(Dataset items)
----------------

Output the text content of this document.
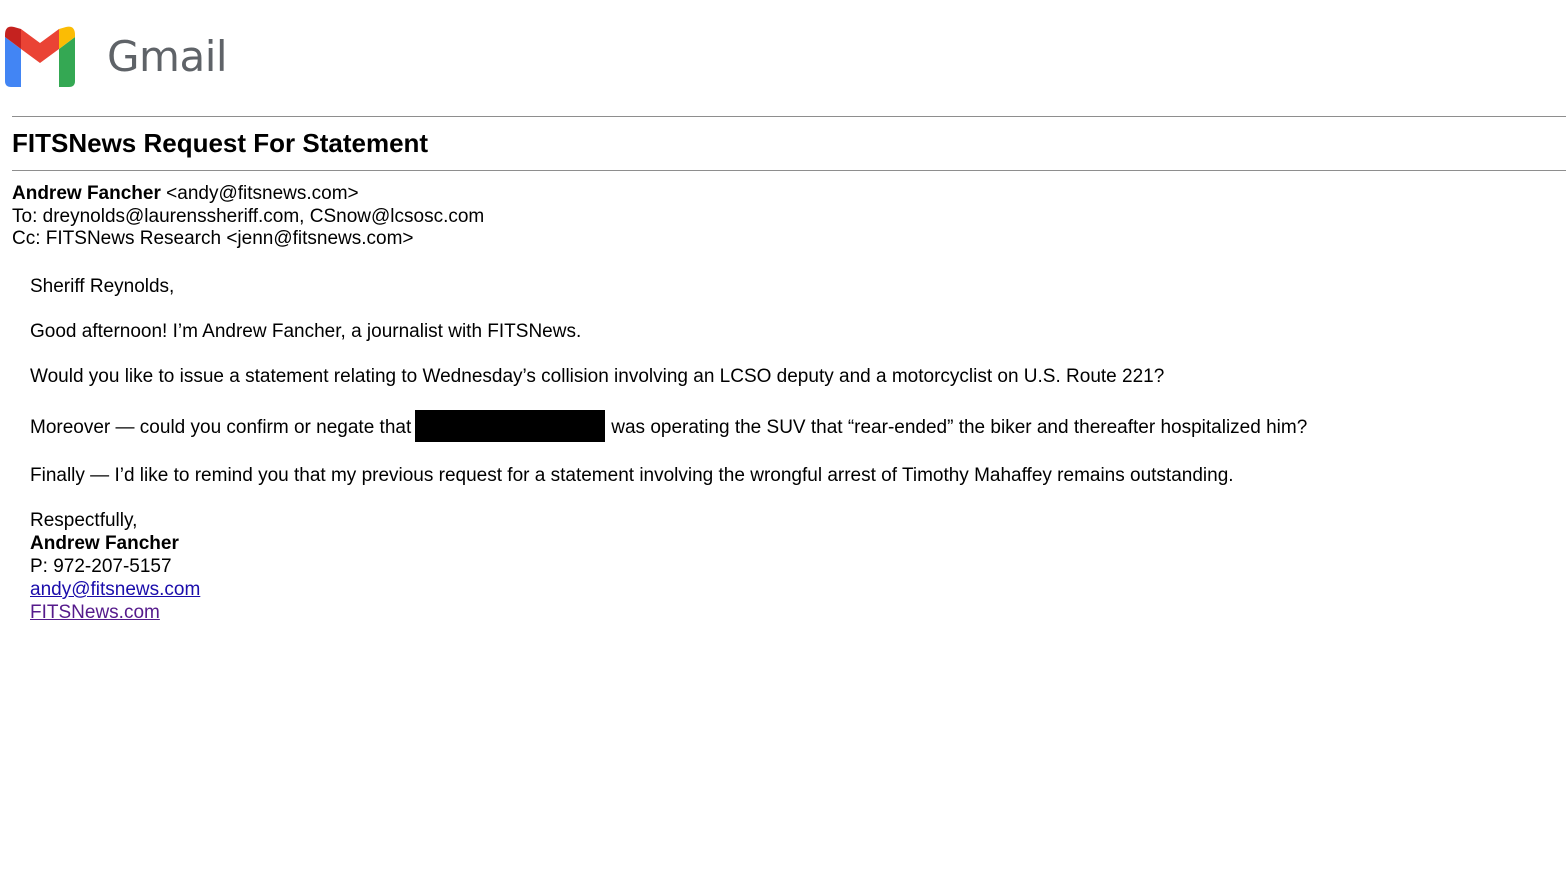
Gmail
FITSNews Request For Statement
Andrew Fancher <andy@fitsnews.com>
To: dreynolds@laurenssheriff.com, CSnow@lcsosc.com
Cc: FITSNews Research <jenn@fitsnews.com>

Sheriff Reynolds,

Good afternoon! I’m Andrew Fancher, a journalist with FITSNews.

Would you like to issue a statement relating to Wednesday’s collision involving an LCSO deputy and a motorcyclist on U.S. Route 221?

Moreover — could you confirm or negate that	was operating the SUV that “rear-ended” the biker and thereafter hospitalized him?

Finally — I’d like to remind you that my previous request for a statement involving the wrongful arrest of Timothy Mahaffey remains outstanding.

Respectfully,
Andrew Fancher
P: 972-207-5157
andy@fitsnews.com
FITSNews.com
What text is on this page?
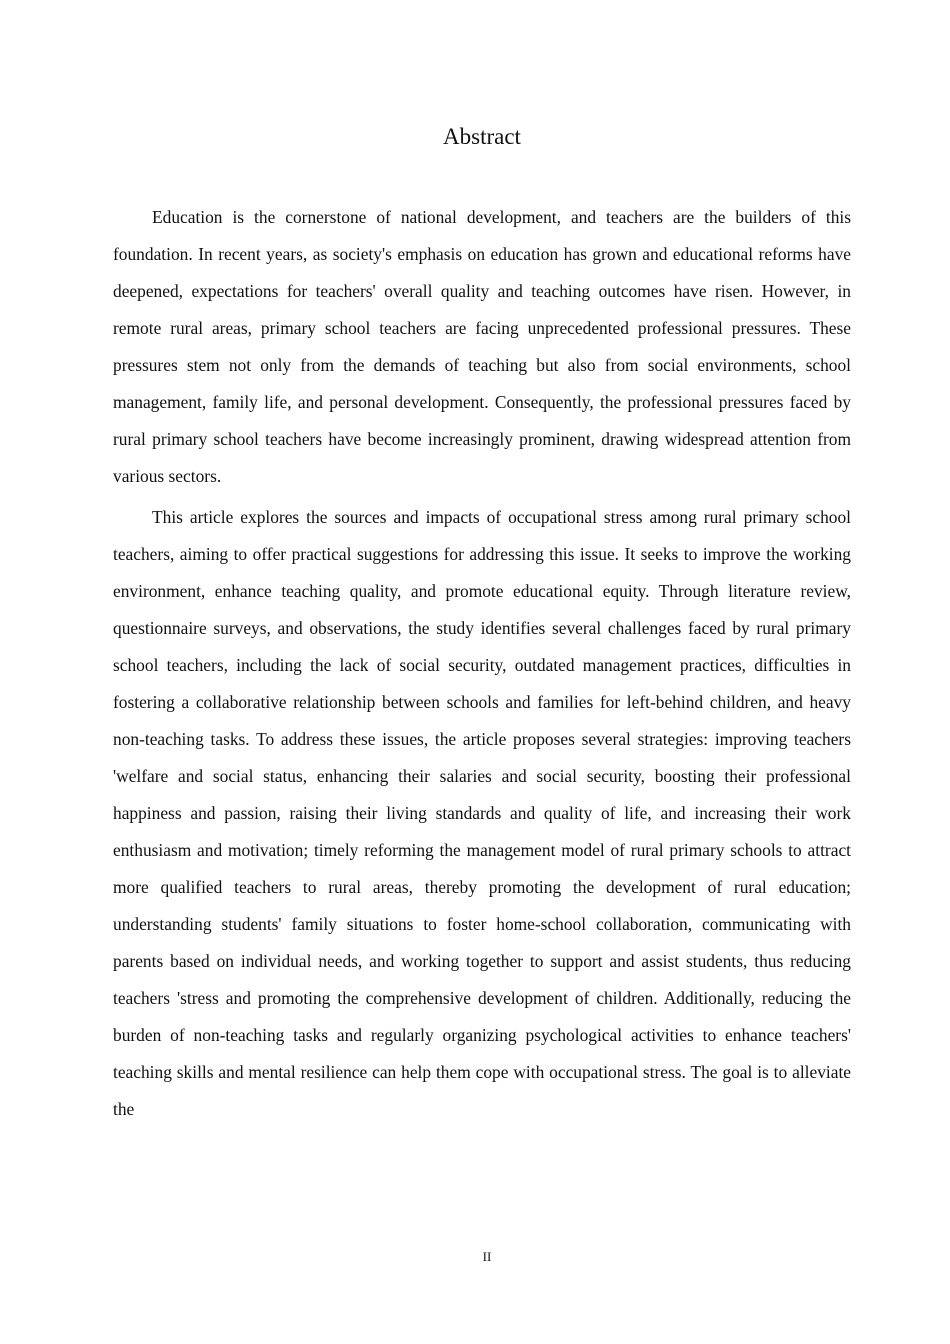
Abstract

Education is the cornerstone of national development, and teachers are the builders of this foundation. In recent years, as society's emphasis on education has grown and educational reforms have deepened, expectations for teachers' overall quality and teaching outcomes have risen. However, in remote rural areas, primary school teachers are facing unprecedented professional pressures. These pressures stem not only from the demands of teaching but also from social environments, school management, family life, and personal development. Consequently, the professional pressures faced by rural primary school teachers have become increasingly prominent, drawing widespread attention from various sectors.

This article explores the sources and impacts of occupational stress among rural primary school teachers, aiming to offer practical suggestions for addressing this issue. It seeks to improve the working environment, enhance teaching quality, and promote educational equity. Through literature review, questionnaire surveys, and observations, the study identifies several challenges faced by rural primary school teachers, including the lack of social security, outdated management practices, difficulties in fostering a collaborative relationship between schools and families for left-behind children, and heavy non-teaching tasks. To address these issues, the article proposes several strategies: improving teachers 'welfare and social status, enhancing their salaries and social security, boosting their professional happiness and passion, raising their living standards and quality of life, and increasing their work enthusiasm and motivation; timely reforming the management model of rural primary schools to attract more qualified teachers to rural areas, thereby promoting the development of rural education; understanding students' family situations to foster home-school collaboration, communicating with parents based on individual needs, and working together to support and assist students, thus reducing teachers 'stress and promoting the comprehensive development of children. Additionally, reducing the burden of non-teaching tasks and regularly organizing psychological activities to enhance teachers' teaching skills and mental resilience can help them cope with occupational stress. The goal is to alleviate the

II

----------------

Instructions for the task: Leave out the pictures and retype every line above exactly.

Response to the exercise:
Output the text content of this document.
Gmail
FITSNews Request For Statement
Andrew Fancher <andy@fitsnews.com>
To: dreynolds@laurenssheriff.com, CSnow@lcsosc.com
Cc: FITSNews Research <jenn@fitsnews.com>

Sheriff Reynolds,

Good afternoon! I’m Andrew Fancher, a journalist with FITSNews.

Would you like to issue a statement relating to Wednesday’s collision involving an LCSO deputy and a motorcyclist on U.S. Route 221?

Moreover — could you confirm or negate that	was operating the SUV that “rear-ended” the biker and thereafter hospitalized him?

Finally — I’d like to remind you that my previous request for a statement involving the wrongful arrest of Timothy Mahaffey remains outstanding.

Respectfully,
Andrew Fancher
P: 972-207-5157
andy@fitsnews.com
FITSNews.com
What text is on this page?
Abstract

Education is the cornerstone of national development, and teachers are the builders of this foundation. In recent years, as society's emphasis on education has grown and educational reforms have deepened, expectations for teachers' overall quality and teaching outcomes have risen. However, in remote rural areas, primary school teachers are facing unprecedented professional pressures. These pressures stem not only from the demands of teaching but also from social environments, school management, family life, and personal development. Consequently, the professional pressures faced by rural primary school teachers have become increasingly prominent, drawing widespread attention from various sectors.

This article explores the sources and impacts of occupational stress among rural primary school teachers, aiming to offer practical suggestions for addressing this issue. It seeks to improve the working environment, enhance teaching quality, and promote educational equity. Through literature review, questionnaire surveys, and observations, the study identifies several challenges faced by rural primary school teachers, including the lack of social security, outdated management practices, difficulties in fostering a collaborative relationship between schools and families for left-behind children, and heavy non-teaching tasks. To address these issues, the article proposes several strategies: improving teachers 'welfare and social status, enhancing their salaries and social security, boosting their professional happiness and passion, raising their living standards and quality of life, and increasing their work enthusiasm and motivation; timely reforming the management model of rural primary schools to attract more qualified teachers to rural areas, thereby promoting the development of rural education; understanding students' family situations to foster home-school collaboration, communicating with parents based on individual needs, and working together to support and assist students, thus reducing teachers 'stress and promoting the comprehensive development of children. Additionally, reducing the burden of non-teaching tasks and regularly organizing psychological activities to enhance teachers' teaching skills and mental resilience can help them cope with occupational stress. The goal is to alleviate the

II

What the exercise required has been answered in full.